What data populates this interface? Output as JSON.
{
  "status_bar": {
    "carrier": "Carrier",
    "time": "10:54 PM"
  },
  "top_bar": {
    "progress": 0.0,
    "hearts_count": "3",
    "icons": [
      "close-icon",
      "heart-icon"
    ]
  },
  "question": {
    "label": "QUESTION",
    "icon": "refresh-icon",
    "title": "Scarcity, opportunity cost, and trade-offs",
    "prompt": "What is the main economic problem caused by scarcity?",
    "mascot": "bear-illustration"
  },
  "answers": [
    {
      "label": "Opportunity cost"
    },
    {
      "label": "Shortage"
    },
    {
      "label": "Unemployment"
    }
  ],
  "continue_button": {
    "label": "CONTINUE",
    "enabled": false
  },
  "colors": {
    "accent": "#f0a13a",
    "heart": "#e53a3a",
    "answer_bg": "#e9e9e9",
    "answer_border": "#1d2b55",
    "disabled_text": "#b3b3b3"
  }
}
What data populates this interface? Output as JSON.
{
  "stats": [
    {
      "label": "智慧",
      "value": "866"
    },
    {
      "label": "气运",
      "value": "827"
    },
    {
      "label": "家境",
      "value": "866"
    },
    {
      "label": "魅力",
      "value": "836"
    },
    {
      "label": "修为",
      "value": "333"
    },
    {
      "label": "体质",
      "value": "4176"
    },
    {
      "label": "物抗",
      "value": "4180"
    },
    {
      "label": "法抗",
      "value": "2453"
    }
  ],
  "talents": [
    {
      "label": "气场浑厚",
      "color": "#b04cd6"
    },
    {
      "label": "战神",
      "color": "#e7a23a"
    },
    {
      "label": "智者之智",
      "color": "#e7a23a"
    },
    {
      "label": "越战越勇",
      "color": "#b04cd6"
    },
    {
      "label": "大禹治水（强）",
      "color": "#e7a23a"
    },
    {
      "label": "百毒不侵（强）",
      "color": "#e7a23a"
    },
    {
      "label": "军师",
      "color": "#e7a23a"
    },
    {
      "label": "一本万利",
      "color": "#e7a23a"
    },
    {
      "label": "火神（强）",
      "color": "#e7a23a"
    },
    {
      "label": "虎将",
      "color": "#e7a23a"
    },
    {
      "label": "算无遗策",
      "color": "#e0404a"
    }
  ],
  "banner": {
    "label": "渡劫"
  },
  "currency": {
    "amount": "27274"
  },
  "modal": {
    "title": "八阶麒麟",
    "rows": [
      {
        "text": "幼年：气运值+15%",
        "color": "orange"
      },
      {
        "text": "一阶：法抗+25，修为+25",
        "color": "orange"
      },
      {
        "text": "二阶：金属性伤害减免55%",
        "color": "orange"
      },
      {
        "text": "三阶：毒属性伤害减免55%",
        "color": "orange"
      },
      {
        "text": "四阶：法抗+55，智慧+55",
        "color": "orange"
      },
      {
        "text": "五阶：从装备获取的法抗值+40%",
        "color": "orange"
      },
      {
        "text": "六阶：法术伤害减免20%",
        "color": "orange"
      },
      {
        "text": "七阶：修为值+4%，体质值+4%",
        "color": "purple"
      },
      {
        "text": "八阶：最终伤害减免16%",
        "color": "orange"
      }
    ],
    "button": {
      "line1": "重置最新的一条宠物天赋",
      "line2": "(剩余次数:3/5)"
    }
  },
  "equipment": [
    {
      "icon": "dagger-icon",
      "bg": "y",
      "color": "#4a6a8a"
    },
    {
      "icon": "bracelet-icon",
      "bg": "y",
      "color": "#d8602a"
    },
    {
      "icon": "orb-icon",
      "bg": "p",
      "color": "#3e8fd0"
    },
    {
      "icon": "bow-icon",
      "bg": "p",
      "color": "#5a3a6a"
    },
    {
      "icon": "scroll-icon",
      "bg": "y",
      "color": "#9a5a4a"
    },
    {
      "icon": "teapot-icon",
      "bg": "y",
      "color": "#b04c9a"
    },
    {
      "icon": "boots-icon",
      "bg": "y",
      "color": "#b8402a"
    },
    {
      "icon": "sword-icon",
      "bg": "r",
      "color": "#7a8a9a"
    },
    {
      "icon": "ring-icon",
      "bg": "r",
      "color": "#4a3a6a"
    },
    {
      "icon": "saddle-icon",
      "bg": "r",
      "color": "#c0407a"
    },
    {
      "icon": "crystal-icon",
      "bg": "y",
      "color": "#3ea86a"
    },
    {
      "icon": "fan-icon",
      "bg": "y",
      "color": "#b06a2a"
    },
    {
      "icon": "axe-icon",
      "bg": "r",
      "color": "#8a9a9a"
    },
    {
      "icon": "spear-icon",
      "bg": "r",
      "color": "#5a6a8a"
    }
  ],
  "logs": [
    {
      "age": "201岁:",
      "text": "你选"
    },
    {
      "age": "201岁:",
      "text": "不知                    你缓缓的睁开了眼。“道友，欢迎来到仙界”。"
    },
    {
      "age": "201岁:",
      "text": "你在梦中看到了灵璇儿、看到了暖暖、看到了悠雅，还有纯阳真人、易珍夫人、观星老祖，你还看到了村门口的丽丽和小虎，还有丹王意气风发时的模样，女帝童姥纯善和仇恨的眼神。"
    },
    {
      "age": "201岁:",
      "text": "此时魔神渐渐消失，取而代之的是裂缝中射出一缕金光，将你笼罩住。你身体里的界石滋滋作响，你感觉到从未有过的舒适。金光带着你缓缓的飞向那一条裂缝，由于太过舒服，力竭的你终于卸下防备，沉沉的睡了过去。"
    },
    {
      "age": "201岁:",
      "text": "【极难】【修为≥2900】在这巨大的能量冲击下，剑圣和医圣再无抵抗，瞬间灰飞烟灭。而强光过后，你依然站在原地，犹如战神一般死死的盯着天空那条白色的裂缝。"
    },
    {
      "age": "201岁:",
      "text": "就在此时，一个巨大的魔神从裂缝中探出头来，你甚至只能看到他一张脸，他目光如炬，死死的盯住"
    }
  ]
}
____
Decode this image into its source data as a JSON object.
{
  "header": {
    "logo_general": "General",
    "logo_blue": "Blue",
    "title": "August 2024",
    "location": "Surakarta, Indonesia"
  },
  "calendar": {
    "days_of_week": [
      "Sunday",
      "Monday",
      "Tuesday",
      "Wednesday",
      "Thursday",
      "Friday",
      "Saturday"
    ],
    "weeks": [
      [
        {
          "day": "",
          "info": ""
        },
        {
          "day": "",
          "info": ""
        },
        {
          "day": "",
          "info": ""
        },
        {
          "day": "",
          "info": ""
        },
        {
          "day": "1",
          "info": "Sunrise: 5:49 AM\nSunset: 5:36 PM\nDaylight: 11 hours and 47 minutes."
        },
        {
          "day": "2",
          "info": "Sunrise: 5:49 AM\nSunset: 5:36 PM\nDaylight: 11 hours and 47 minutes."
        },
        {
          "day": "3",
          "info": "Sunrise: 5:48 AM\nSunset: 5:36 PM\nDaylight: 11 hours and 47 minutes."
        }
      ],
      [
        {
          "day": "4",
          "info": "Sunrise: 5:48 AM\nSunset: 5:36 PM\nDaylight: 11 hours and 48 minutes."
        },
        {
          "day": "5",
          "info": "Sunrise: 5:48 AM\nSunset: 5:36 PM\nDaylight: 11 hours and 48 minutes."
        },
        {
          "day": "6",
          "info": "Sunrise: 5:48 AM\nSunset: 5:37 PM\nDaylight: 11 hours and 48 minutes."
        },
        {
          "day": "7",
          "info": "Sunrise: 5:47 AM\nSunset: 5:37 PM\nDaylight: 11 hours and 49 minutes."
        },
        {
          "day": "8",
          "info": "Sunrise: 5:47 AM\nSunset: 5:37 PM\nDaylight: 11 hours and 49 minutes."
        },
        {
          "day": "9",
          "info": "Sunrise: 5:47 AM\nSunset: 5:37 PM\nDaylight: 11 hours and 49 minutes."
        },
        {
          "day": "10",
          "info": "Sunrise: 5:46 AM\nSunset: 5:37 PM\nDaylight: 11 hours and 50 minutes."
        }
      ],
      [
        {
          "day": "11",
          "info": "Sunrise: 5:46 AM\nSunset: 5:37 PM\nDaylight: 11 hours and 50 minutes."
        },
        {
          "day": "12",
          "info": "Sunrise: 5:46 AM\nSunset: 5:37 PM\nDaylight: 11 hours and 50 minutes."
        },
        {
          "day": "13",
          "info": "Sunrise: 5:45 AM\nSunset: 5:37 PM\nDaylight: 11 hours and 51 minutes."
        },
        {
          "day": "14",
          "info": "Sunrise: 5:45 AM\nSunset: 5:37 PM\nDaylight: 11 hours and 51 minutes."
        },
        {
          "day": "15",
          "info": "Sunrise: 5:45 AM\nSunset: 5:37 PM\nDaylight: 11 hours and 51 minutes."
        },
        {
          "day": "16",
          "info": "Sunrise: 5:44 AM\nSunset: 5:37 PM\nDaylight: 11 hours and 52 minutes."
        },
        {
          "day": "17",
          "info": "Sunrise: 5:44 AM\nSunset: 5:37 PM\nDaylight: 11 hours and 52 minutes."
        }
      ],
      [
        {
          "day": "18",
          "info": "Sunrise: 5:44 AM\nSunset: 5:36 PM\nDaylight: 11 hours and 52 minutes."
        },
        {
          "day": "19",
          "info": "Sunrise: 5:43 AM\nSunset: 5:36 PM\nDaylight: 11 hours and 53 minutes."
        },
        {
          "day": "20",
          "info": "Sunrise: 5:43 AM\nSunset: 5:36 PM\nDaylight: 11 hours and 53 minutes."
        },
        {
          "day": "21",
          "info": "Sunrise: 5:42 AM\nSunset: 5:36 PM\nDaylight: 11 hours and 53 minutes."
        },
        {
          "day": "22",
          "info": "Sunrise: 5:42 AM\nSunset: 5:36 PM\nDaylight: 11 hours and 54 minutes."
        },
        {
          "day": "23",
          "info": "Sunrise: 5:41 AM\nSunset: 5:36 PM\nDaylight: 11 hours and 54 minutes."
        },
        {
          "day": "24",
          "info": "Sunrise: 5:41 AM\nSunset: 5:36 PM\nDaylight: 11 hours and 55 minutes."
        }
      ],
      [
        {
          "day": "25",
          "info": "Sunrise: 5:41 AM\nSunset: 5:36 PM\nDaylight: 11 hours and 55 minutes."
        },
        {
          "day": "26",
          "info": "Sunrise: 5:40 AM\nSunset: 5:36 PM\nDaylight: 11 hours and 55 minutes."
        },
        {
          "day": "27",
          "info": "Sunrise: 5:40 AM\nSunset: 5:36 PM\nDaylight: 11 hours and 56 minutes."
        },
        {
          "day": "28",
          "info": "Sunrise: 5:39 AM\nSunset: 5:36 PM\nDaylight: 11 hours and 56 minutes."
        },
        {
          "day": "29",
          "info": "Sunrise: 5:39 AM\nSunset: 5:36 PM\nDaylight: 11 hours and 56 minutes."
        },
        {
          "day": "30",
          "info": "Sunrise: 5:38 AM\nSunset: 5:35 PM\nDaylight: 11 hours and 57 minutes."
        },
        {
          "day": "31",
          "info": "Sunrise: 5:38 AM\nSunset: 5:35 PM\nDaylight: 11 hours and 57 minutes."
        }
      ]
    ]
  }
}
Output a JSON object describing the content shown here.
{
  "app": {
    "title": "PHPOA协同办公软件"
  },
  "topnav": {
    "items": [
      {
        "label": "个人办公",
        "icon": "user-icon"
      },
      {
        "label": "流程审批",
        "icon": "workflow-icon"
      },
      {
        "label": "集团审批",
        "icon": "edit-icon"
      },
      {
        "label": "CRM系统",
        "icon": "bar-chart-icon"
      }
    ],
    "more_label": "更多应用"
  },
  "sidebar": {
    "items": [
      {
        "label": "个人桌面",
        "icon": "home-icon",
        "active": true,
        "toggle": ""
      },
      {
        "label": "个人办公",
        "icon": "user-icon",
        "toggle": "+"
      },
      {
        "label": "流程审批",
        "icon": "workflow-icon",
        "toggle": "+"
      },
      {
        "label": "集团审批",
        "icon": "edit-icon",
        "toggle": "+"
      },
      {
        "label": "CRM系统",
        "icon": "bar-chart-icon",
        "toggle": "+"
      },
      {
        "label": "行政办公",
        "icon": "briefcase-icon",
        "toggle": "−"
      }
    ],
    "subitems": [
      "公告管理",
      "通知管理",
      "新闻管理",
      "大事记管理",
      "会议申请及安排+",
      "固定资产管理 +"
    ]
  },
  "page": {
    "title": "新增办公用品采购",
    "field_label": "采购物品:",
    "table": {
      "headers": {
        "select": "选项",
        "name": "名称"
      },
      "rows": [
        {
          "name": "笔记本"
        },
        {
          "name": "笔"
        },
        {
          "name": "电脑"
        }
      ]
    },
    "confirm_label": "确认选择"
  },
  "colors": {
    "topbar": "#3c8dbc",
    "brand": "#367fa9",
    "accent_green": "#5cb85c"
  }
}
____
[Work to be completed] Find all lines where the word "cost" appears. Copy them.

[Full answer]
    "title": "Scarcity, opportunity cost, and trade-offs",
      "label": "Opportunity cost"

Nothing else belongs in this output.